* [WORK REQUIRED]: All entries below need to be written out exactly, but without their pictures.

════════════════════

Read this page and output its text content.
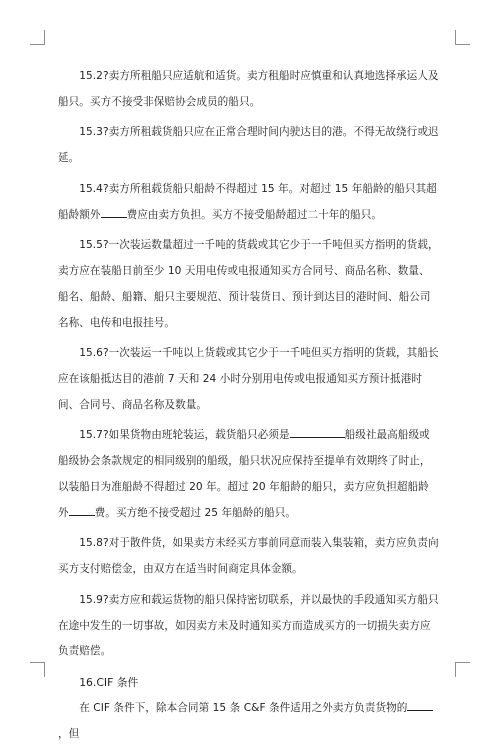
15.2?卖方所租船只应适航和适货。卖方租船时应慎重和认真地选择承运人及船只。买方不接受非保赔协会成员的船只。

15.3?卖方所租载货船只应在正常合理时间内驶达目的港。不得无故绕行或迟延。

15.4?卖方所租载货船只船龄不得超过 15 年。对超过 15 年船龄的船只其超船龄额外 费应由卖方负担。买方不接受船龄超过二十年的船只。

15.5?一次装运数量超过一千吨的货载或其它少于一千吨但买方指明的货载，卖方应在装船日前至少 10 天用电传或电报通知买方合同号、商品名称、数量、船名、船龄、船籍、船只主要规范、预计装货日、预计到达目的港时间、船公司名称、电传和电报挂号。

15.6?一次装运一千吨以上货载或其它少于一千吨但买方指明的货载，其船长应在该船抵达目的港前 7 天和 24 小时分别用电传或电报通知买方预计抵港时间、合同号、商品名称及数量。

15.7?如果货物由班轮装运，载货船只必须是	船级社最高船级或船级协会条款规定的相同级别的船级，船只状况应保持至提单有效期终了时止，以装船日为准船龄不得超过 20 年。超过 20 年船龄的船只，卖方应负担超船龄外 费。买方绝不接受超过 25 年船龄的船只。

15.8?对于散件货，如果卖方未经买方事前同意而装入集装箱，卖方应负责向买方支付赔偿金，由双方在适当时间商定具体金额。

15.9?卖方应和载运货物的船只保持密切联系，并以最快的手段通知买方船只在途中发生的一切事故，如因卖方未及时通知买方而造成买方的一切损失卖方应负责赔偿。

16.CIF 条件

在 CIF 条件下，除本合同第 15 条 C&F 条件适用之外卖方负责货物的，但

════════════════════

* [ANSWER TO THE TASK]:
Read this page and output its text content.
15.2?卖方所租船只应适航和适货。卖方租船时应慎重和认真地选择承运人及船只。买方不接受非保赔协会成员的船只。

15.3?卖方所租载货船只应在正常合理时间内驶达目的港。不得无故绕行或迟延。

15.4?卖方所租载货船只船龄不得超过 15 年。对超过 15 年船龄的船只其超船龄额外 费应由卖方负担。买方不接受船龄超过二十年的船只。

15.5?一次装运数量超过一千吨的货载或其它少于一千吨但买方指明的货载，卖方应在装船日前至少 10 天用电传或电报通知买方合同号、商品名称、数量、船名、船龄、船籍、船只主要规范、预计装货日、预计到达目的港时间、船公司名称、电传和电报挂号。

15.6?一次装运一千吨以上货载或其它少于一千吨但买方指明的货载，其船长应在该船抵达目的港前 7 天和 24 小时分别用电传或电报通知买方预计抵港时间、合同号、商品名称及数量。

15.7?如果货物由班轮装运，载货船只必须是	船级社最高船级或船级协会条款规定的相同级别的船级，船只状况应保持至提单有效期终了时止，以装船日为准船龄不得超过 20 年。超过 20 年船龄的船只，卖方应负担超船龄外 费。买方绝不接受超过 25 年船龄的船只。

15.8?对于散件货，如果卖方未经买方事前同意而装入集装箱，卖方应负责向买方支付赔偿金，由双方在适当时间商定具体金额。

15.9?卖方应和载运货物的船只保持密切联系，并以最快的手段通知买方船只在途中发生的一切事故，如因卖方未及时通知买方而造成买方的一切损失卖方应负责赔偿。

16.CIF 条件

在 CIF 条件下，除本合同第 15 条 C&F 条件适用之外卖方负责货物的，但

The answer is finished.